Restate the whole of the material. Keep every word, and drop the pictures.

(Dataset entries)

_ _ _ _

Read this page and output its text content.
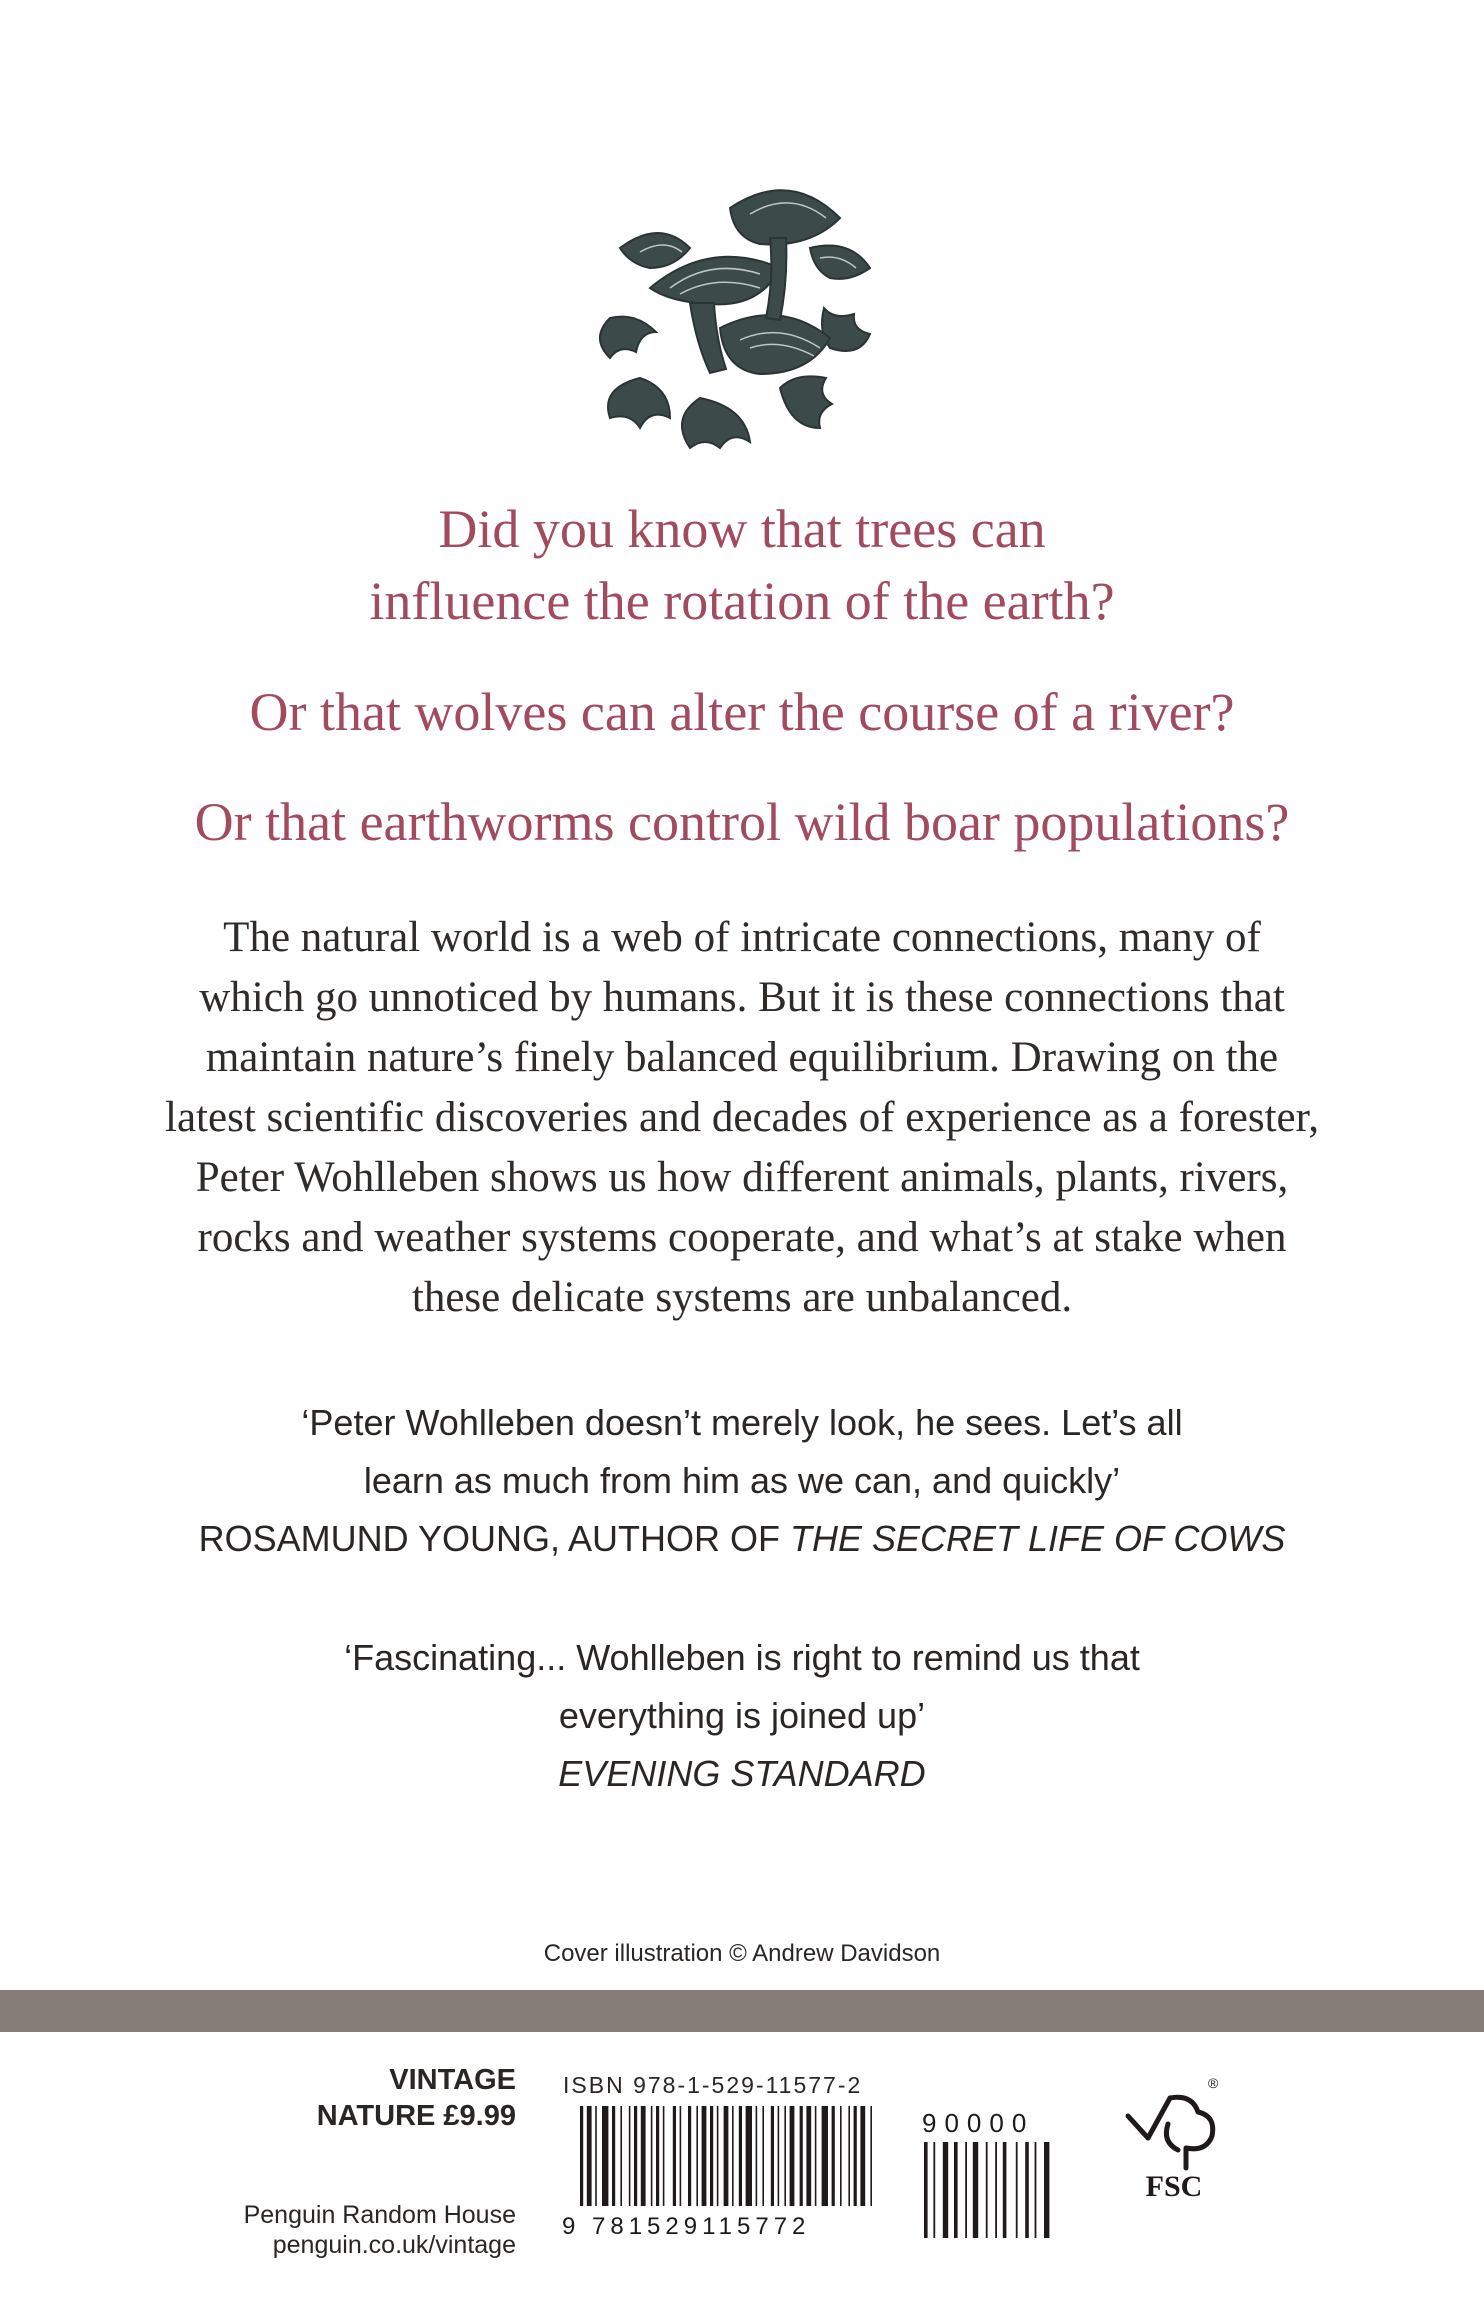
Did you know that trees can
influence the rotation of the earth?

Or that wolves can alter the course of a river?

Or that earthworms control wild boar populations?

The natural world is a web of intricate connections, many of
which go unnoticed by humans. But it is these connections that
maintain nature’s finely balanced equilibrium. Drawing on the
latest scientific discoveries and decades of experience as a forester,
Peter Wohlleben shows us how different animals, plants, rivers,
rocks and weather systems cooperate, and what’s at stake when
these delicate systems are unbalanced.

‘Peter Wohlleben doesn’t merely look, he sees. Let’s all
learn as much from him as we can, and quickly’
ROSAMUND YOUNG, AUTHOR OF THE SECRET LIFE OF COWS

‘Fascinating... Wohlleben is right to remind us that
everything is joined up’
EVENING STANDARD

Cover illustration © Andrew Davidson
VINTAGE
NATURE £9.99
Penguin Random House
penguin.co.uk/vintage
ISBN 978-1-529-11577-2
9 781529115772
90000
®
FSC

_ _ _ _

== RIGHT ANSWER ==
Read this page and output its text content.
Did you know that trees can
influence the rotation of the earth?

Or that wolves can alter the course of a river?

Or that earthworms control wild boar populations?

The natural world is a web of intricate connections, many of
which go unnoticed by humans. But it is these connections that
maintain nature’s finely balanced equilibrium. Drawing on the
latest scientific discoveries and decades of experience as a forester,
Peter Wohlleben shows us how different animals, plants, rivers,
rocks and weather systems cooperate, and what’s at stake when
these delicate systems are unbalanced.

‘Peter Wohlleben doesn’t merely look, he sees. Let’s all
learn as much from him as we can, and quickly’
ROSAMUND YOUNG, AUTHOR OF THE SECRET LIFE OF COWS

‘Fascinating... Wohlleben is right to remind us that
everything is joined up’
EVENING STANDARD

Cover illustration © Andrew Davidson
VINTAGE
NATURE £9.99
Penguin Random House
penguin.co.uk/vintage
ISBN 978-1-529-11577-2
9 781529115772
90000
®
FSC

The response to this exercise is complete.